**WORK INSTRUCTIONS:**
Using the listing below, extract each line that has the word "окажется" in it.

**TASK INPUT:**

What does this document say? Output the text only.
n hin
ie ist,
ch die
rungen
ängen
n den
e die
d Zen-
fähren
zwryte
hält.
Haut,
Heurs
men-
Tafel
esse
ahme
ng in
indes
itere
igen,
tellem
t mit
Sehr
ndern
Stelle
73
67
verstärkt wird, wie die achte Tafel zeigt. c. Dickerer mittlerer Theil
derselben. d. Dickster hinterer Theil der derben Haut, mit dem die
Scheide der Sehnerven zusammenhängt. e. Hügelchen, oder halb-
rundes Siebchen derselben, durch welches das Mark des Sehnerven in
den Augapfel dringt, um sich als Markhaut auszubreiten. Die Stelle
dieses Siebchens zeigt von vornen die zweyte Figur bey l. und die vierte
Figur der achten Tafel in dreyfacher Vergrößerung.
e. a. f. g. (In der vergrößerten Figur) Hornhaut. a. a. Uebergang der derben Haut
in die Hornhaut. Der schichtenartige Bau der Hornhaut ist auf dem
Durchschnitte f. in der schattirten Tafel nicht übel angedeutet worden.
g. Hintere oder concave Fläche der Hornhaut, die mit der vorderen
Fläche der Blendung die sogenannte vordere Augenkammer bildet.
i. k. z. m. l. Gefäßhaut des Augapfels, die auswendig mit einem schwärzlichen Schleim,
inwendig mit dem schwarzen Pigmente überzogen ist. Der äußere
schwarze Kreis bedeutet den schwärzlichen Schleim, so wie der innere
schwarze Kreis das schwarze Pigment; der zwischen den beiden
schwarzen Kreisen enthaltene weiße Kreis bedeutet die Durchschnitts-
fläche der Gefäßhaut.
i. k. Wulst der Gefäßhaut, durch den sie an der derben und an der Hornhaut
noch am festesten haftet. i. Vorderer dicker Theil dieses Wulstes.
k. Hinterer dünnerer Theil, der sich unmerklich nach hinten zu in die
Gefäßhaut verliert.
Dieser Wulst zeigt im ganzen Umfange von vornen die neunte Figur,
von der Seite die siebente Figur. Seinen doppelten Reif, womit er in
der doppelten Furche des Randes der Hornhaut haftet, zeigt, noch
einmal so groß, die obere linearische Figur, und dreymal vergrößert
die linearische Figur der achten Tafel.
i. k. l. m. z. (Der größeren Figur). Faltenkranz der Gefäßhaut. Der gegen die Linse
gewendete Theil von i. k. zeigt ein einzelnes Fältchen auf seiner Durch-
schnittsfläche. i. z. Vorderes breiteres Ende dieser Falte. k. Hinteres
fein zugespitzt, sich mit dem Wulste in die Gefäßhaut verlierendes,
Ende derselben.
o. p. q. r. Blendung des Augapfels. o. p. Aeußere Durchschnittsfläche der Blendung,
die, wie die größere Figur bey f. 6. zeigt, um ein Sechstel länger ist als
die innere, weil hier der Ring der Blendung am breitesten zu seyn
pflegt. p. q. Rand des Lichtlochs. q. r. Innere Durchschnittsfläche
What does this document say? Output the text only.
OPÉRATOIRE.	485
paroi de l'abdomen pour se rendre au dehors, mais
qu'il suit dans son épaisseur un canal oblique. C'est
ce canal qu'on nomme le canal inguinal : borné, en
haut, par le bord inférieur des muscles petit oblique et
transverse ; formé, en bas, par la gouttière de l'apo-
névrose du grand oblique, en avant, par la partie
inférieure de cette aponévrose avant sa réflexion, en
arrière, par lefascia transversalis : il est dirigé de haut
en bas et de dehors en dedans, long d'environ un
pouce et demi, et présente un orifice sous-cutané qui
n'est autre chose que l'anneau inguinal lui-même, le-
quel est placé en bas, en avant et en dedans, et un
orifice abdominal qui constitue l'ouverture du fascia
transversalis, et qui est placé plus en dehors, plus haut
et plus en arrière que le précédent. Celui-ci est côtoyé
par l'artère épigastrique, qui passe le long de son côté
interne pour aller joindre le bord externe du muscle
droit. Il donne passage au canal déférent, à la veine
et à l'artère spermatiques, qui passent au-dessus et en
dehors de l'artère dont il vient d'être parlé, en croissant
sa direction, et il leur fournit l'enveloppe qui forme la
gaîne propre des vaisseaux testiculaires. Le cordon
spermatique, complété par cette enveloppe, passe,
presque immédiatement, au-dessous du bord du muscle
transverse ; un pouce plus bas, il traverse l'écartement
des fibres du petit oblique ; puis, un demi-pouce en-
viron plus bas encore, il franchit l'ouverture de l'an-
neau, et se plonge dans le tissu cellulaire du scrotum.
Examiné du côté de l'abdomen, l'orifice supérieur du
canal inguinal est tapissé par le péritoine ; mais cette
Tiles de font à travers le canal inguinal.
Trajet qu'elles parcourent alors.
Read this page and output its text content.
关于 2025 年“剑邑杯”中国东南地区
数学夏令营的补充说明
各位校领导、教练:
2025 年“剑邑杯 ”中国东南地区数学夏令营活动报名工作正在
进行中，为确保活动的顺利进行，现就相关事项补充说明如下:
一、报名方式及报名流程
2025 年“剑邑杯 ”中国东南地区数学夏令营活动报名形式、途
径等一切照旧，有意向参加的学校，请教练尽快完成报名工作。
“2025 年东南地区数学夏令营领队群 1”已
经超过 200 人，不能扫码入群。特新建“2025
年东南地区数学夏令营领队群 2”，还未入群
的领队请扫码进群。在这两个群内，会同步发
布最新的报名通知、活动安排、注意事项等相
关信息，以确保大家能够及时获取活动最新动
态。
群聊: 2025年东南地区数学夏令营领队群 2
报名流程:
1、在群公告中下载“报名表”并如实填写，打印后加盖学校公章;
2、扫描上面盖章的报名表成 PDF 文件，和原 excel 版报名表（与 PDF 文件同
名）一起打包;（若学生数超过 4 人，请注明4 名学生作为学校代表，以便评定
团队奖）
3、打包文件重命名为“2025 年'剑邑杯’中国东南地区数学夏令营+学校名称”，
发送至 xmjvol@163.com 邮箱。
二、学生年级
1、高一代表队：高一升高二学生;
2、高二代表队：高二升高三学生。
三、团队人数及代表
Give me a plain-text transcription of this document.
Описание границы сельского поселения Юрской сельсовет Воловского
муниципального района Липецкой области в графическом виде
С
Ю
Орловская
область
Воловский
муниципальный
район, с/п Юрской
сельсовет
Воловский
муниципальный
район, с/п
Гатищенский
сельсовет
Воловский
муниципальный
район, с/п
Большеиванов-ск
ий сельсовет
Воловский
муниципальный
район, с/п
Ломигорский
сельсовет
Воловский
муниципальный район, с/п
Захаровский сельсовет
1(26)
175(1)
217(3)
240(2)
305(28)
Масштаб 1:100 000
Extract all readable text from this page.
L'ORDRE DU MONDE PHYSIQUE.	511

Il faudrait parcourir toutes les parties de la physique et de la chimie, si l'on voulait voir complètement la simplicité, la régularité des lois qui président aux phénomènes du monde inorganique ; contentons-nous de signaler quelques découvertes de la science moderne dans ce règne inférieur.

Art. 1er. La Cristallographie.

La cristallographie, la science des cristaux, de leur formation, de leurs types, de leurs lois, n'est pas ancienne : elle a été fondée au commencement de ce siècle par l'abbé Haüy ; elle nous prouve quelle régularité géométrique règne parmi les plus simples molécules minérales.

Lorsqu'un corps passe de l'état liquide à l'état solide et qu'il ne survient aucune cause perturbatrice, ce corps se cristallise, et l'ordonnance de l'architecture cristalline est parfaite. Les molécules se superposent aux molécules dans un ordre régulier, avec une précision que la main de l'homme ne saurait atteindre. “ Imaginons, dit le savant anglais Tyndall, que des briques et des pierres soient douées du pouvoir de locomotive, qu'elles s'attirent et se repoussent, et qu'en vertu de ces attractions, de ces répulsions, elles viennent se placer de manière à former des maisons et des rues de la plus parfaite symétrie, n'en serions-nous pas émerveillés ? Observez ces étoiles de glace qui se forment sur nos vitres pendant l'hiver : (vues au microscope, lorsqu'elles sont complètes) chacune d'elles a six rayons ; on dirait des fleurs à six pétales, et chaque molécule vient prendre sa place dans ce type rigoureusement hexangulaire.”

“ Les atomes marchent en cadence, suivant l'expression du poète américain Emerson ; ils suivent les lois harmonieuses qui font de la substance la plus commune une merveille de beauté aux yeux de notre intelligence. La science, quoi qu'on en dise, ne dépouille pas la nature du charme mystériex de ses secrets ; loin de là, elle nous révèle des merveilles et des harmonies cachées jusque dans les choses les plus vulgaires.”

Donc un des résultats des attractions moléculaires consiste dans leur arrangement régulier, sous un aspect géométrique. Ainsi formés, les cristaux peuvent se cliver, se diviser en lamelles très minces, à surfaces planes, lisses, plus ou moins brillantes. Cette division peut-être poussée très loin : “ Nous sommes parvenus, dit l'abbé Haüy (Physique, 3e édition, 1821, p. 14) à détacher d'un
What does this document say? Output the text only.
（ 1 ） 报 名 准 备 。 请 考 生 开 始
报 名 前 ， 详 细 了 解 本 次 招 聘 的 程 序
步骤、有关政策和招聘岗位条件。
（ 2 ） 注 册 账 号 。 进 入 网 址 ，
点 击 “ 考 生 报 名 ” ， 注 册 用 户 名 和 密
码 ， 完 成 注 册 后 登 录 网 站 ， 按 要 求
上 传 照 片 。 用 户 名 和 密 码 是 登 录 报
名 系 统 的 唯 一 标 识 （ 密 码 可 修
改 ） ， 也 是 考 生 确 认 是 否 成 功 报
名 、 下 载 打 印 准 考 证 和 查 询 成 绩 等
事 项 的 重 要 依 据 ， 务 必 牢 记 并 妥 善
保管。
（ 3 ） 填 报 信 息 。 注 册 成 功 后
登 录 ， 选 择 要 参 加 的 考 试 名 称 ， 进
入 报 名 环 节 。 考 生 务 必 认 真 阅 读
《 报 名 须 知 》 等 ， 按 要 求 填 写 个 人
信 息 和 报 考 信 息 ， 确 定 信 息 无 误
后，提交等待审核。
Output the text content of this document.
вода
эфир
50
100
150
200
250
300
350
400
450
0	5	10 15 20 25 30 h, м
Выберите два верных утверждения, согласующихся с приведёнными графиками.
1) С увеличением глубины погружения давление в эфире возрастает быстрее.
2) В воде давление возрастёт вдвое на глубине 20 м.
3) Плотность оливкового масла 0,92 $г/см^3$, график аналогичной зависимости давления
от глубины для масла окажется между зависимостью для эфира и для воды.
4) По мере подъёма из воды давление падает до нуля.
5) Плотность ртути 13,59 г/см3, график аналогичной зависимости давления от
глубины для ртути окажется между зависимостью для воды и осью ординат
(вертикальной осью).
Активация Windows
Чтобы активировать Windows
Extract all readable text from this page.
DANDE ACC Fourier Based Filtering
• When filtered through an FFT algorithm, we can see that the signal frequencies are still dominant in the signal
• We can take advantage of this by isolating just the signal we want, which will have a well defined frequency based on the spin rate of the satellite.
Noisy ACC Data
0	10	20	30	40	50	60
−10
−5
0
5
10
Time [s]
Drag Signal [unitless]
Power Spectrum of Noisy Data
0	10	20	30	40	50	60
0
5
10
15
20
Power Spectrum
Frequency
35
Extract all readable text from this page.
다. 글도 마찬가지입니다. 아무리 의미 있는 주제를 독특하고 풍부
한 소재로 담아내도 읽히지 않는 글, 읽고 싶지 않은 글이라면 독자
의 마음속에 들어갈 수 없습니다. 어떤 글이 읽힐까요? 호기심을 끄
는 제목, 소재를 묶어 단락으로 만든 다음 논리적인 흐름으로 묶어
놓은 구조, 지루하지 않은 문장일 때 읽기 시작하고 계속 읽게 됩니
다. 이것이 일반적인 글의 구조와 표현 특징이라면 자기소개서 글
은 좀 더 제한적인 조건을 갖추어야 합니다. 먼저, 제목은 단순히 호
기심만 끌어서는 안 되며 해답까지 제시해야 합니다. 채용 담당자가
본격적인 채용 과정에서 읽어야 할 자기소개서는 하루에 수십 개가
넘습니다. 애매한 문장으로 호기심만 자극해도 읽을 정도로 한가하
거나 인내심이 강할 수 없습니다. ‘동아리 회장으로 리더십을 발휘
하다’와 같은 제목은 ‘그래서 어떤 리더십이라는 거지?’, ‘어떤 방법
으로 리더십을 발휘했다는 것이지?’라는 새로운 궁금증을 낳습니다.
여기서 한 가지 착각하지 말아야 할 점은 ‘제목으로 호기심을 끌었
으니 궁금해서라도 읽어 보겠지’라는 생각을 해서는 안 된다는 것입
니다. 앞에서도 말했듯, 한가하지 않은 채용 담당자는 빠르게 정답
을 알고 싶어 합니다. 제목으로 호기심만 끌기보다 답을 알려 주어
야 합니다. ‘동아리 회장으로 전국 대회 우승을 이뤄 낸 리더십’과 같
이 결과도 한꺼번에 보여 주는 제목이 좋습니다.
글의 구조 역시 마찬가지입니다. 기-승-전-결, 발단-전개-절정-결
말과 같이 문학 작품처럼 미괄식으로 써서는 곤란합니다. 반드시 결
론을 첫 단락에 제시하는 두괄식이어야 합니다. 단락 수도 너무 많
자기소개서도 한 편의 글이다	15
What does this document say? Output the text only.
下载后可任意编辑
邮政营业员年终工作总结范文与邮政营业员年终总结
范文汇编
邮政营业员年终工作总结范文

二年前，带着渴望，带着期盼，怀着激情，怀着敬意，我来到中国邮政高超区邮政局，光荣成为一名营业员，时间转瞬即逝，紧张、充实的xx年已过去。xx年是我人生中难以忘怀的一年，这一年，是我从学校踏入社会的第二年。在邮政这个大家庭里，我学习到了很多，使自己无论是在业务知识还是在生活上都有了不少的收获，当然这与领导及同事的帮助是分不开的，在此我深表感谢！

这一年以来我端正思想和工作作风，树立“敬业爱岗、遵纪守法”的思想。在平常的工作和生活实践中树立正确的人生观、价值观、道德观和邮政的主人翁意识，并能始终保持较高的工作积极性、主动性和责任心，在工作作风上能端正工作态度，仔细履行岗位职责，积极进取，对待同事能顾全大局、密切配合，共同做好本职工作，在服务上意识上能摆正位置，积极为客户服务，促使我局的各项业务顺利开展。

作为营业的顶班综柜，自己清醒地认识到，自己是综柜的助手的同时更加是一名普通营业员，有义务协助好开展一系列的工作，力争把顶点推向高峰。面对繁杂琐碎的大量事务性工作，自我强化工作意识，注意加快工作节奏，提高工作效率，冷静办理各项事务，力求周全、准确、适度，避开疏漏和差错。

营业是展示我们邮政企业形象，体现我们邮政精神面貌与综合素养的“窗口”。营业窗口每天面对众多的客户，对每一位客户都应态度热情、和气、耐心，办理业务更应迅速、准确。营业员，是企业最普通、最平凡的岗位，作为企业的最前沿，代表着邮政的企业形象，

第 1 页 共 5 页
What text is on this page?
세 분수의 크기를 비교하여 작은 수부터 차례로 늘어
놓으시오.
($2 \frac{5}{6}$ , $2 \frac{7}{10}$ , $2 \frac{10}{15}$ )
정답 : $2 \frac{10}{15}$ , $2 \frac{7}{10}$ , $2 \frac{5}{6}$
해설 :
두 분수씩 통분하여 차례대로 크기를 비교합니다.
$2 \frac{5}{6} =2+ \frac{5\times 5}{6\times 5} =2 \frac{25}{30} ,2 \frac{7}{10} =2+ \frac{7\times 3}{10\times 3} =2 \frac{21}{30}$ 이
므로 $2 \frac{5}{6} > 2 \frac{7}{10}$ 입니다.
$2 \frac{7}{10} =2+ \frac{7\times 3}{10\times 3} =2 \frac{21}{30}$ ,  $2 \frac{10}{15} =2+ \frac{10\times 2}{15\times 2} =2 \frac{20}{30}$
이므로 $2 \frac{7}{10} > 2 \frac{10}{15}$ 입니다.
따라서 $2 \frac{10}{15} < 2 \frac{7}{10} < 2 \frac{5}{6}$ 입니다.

**REPLY TO THE EXERCISE:**
от глубины для масла окажется между зависимостью для эфира и для воды.
глубины для ртути окажется между зависимостью для воды и осью ординат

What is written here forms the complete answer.